## YOUR INSTRUCTIONS
Read the entries below and pull out each line with the string "this".

--- begin DATA SHOWN ---

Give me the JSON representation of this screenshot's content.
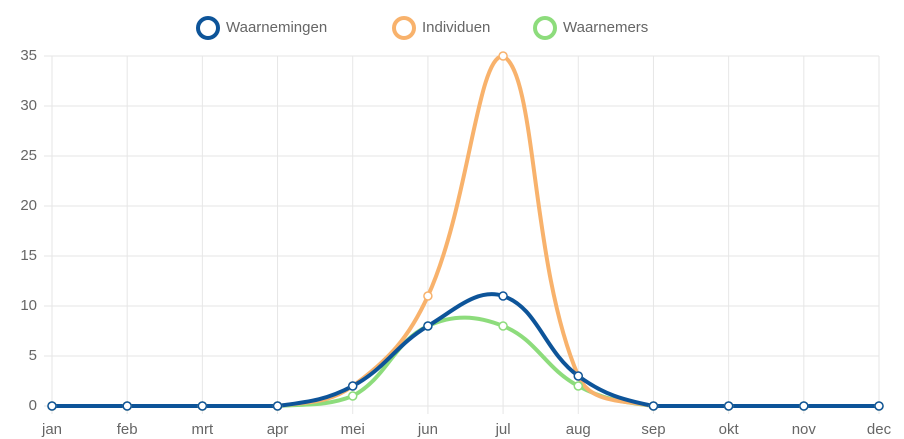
{
  "chart_data": {
    "type": "line",
    "categories": [
      "jan",
      "feb",
      "mrt",
      "apr",
      "mei",
      "jun",
      "jul",
      "aug",
      "sep",
      "okt",
      "nov",
      "dec"
    ],
    "series": [
      {
        "name": "Waarnemingen",
        "color": "#0d5499",
        "values": [
          0,
          0,
          0,
          0,
          2,
          8,
          11,
          3,
          0,
          0,
          0,
          0
        ]
      },
      {
        "name": "Individuen",
        "color": "#f8b26c",
        "values": [
          0,
          0,
          0,
          0,
          2,
          11,
          35,
          3,
          0,
          0,
          0,
          0
        ]
      },
      {
        "name": "Waarnemers",
        "color": "#8ddc7c",
        "values": [
          0,
          0,
          0,
          0,
          1,
          8,
          8,
          2,
          0,
          0,
          0,
          0
        ]
      }
    ],
    "ylim": [
      0,
      35
    ],
    "yticks": [
      0,
      5,
      10,
      15,
      20,
      25,
      30,
      35
    ],
    "grid": true,
    "legend": "top"
  }
}
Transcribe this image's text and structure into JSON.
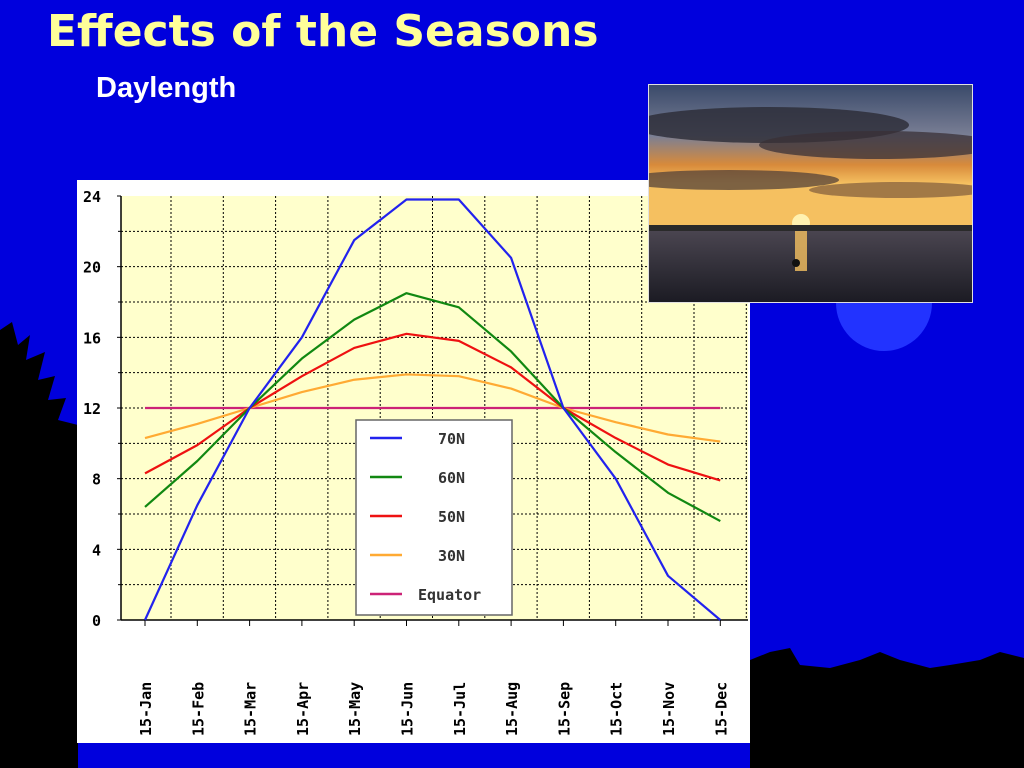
{
  "slide": {
    "title": "Effects of the Seasons",
    "subtitle": "Daylength",
    "background_color": "#0000dd",
    "title_color": "#ffff99"
  },
  "photo": {
    "description_icon": "sunset-over-water-image"
  },
  "chart_data": {
    "type": "line",
    "title": "",
    "xlabel": "",
    "ylabel": "",
    "ylim": [
      0,
      24
    ],
    "yticks": [
      "0",
      "4",
      "8",
      "12",
      "16",
      "20",
      "24"
    ],
    "categories": [
      "15-Jan",
      "15-Feb",
      "15-Mar",
      "15-Apr",
      "15-May",
      "15-Jun",
      "15-Jul",
      "15-Aug",
      "15-Sep",
      "15-Oct",
      "15-Nov",
      "15-Dec"
    ],
    "grid": true,
    "legend_position": "center-bottom",
    "plot_background": "#ffffcc",
    "series": [
      {
        "name": "70N",
        "color": "#2222ee",
        "values": [
          0,
          6.5,
          12,
          16,
          21.5,
          24,
          24,
          20.5,
          12,
          8,
          2.5,
          0
        ]
      },
      {
        "name": "60N",
        "color": "#118811",
        "values": [
          6.4,
          9,
          12,
          14.8,
          17,
          18.5,
          17.7,
          15.2,
          12,
          9.5,
          7.2,
          5.6
        ]
      },
      {
        "name": "50N",
        "color": "#ee1111",
        "values": [
          8.3,
          9.9,
          12,
          13.8,
          15.4,
          16.2,
          15.8,
          14.3,
          12,
          10.3,
          8.8,
          7.9
        ]
      },
      {
        "name": "30N",
        "color": "#ffaa33",
        "values": [
          10.3,
          11.1,
          12,
          12.9,
          13.6,
          13.9,
          13.8,
          13.1,
          12,
          11.2,
          10.5,
          10.1
        ]
      },
      {
        "name": "Equator",
        "color": "#cc2277",
        "values": [
          12,
          12,
          12,
          12,
          12,
          12,
          12,
          12,
          12,
          12,
          12,
          12
        ]
      }
    ]
  }
}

--- end DATA SHOWN ---

## REPLY TO THE TASK
Give me the JSON representation of this screenshot's content.
Transcribe this image's text and structure into JSON.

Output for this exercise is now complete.